### Exercise description
Could you write out, word for word, the data that opens with the line containing "q3-text: 质量约为 [40,1134,96,1149]" and closes with the line containing "q2-fig1: 1 [514,633,521,648]", both of those lines included?

## Begin Data to process

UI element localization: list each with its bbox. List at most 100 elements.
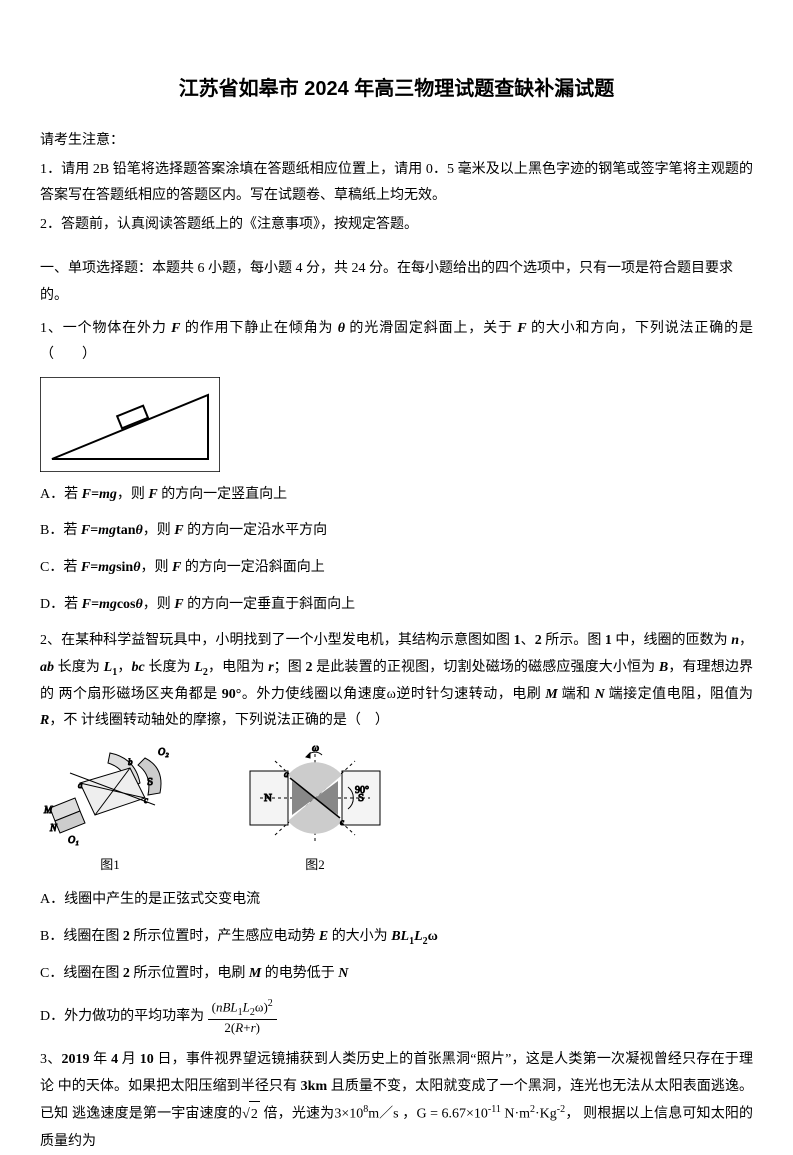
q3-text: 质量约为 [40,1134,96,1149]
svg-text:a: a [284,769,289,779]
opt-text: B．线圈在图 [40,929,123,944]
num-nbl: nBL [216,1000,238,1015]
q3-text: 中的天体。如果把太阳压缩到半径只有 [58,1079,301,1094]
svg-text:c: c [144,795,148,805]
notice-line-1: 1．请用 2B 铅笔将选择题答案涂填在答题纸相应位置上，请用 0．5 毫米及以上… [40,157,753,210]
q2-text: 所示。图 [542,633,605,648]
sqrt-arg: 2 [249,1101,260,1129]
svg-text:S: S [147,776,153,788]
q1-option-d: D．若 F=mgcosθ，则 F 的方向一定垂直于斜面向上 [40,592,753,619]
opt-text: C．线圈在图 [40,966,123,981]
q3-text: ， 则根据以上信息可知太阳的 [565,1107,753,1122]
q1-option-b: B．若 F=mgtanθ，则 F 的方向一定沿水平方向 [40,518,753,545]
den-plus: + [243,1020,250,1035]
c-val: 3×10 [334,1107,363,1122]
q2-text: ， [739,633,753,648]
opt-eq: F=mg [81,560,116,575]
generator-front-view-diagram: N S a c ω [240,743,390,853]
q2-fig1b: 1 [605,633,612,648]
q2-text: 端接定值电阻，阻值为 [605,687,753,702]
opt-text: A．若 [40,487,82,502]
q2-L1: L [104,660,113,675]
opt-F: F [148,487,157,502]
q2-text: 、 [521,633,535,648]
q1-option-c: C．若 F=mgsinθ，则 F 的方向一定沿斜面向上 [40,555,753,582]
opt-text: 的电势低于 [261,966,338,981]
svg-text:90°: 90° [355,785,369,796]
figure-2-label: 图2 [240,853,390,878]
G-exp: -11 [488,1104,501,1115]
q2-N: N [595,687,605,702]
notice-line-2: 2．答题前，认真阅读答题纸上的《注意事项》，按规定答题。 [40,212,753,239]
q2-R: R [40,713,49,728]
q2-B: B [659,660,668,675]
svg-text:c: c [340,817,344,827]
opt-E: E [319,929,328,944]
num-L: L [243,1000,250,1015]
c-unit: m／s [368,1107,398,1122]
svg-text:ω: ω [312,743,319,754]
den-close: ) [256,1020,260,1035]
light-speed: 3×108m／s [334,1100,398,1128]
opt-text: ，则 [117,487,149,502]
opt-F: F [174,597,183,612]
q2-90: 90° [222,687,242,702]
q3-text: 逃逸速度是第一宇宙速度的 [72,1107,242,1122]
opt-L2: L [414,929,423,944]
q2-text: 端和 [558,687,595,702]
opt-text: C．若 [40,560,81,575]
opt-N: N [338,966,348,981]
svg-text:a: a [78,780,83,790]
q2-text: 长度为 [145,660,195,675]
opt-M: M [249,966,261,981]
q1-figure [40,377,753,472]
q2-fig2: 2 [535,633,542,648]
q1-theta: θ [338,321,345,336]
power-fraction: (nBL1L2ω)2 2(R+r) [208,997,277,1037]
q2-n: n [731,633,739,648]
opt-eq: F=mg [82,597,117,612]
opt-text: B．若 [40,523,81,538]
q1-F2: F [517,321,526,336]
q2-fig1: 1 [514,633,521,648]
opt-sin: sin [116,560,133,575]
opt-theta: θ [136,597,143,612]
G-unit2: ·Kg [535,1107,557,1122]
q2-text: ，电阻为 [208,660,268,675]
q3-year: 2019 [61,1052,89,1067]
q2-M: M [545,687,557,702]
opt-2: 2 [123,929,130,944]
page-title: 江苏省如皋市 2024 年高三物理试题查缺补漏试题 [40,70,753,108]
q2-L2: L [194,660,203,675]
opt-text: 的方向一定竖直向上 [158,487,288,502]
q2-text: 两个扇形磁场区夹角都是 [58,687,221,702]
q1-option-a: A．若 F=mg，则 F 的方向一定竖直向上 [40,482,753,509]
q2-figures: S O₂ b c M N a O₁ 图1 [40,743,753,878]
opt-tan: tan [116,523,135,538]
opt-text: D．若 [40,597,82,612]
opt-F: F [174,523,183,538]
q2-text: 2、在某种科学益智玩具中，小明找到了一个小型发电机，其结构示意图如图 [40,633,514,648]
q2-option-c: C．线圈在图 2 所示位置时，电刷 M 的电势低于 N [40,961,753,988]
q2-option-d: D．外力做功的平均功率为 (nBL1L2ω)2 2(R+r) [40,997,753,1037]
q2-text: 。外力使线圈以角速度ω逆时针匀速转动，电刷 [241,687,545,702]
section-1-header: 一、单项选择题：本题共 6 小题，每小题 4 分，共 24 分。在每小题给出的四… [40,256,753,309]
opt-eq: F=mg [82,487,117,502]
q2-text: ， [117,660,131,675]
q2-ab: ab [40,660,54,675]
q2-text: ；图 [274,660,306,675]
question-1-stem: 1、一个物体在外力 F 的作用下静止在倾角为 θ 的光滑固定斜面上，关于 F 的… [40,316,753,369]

## End Data to process

### Final answer
q3-text: 质量约为 [40,1134,96,1149]
svg-text:a: a [284,769,289,779]
opt-text: B．线圈在图 [40,929,123,944]
num-nbl: nBL [216,1000,238,1015]
q3-text: 中的天体。如果把太阳压缩到半径只有 [58,1079,301,1094]
svg-text:c: c [144,795,148,805]
notice-line-1: 1．请用 2B 铅笔将选择题答案涂填在答题纸相应位置上，请用 0．5 毫米及以上… [40,157,753,210]
q2-text: 所示。图 [542,633,605,648]
sqrt-arg: 2 [249,1101,260,1129]
svg-text:S: S [147,776,153,788]
q1-option-d: D．若 F=mgcosθ，则 F 的方向一定垂直于斜面向上 [40,592,753,619]
opt-text: C．线圈在图 [40,966,123,981]
q3-text: ， 则根据以上信息可知太阳的 [565,1107,753,1122]
q1-option-b: B．若 F=mgtanθ，则 F 的方向一定沿水平方向 [40,518,753,545]
den-plus: + [243,1020,250,1035]
c-val: 3×10 [334,1107,363,1122]
q2-text: ， [739,633,753,648]
opt-eq: F=mg [81,560,116,575]
generator-front-view-diagram: N S a c ω [240,743,390,853]
q2-fig1b: 1 [605,633,612,648]
q2-text: 端接定值电阻，阻值为 [605,687,753,702]
opt-text: A．若 [40,487,82,502]
q2-L1: L [104,660,113,675]
opt-F: F [148,487,157,502]
q2-text: 、 [521,633,535,648]
q1-option-c: C．若 F=mgsinθ，则 F 的方向一定沿斜面向上 [40,555,753,582]
opt-text: 的电势低于 [261,966,338,981]
svg-text:90°: 90° [355,785,369,796]
figure-2-label: 图2 [240,853,390,878]
G-exp: -11 [488,1104,501,1115]
q2-N: N [595,687,605,702]
notice-line-2: 2．答题前，认真阅读答题纸上的《注意事项》，按规定答题。 [40,212,753,239]
q2-R: R [40,713,49,728]
q2-B: B [659,660,668,675]
svg-text:c: c [340,817,344,827]
opt-E: E [319,929,328,944]
num-L: L [243,1000,250,1015]
c-unit: m／s [368,1107,398,1122]
svg-text:ω: ω [312,743,319,754]
den-close: ) [256,1020,260,1035]
light-speed: 3×108m／s [334,1100,398,1128]
opt-text: ，则 [117,487,149,502]
opt-F: F [174,597,183,612]
q2-90: 90° [222,687,242,702]
q3-text: 逃逸速度是第一宇宙速度的 [72,1107,242,1122]
opt-L2: L [414,929,423,944]
q2-text: 端和 [558,687,595,702]
opt-text: C．若 [40,560,81,575]
opt-N: N [338,966,348,981]
svg-text:a: a [78,780,83,790]
q2-text: 长度为 [145,660,195,675]
opt-M: M [249,966,261,981]
q1-figure [40,377,753,472]
q2-fig2: 2 [535,633,542,648]
q1-theta: θ [338,321,345,336]
power-fraction: (nBL1L2ω)2 2(R+r) [208,997,277,1037]
q2-n: n [731,633,739,648]
opt-eq: F=mg [82,597,117,612]
opt-text: B．若 [40,523,81,538]
q1-F2: F [517,321,526,336]
q2-fig1: 1 [514,633,521,648]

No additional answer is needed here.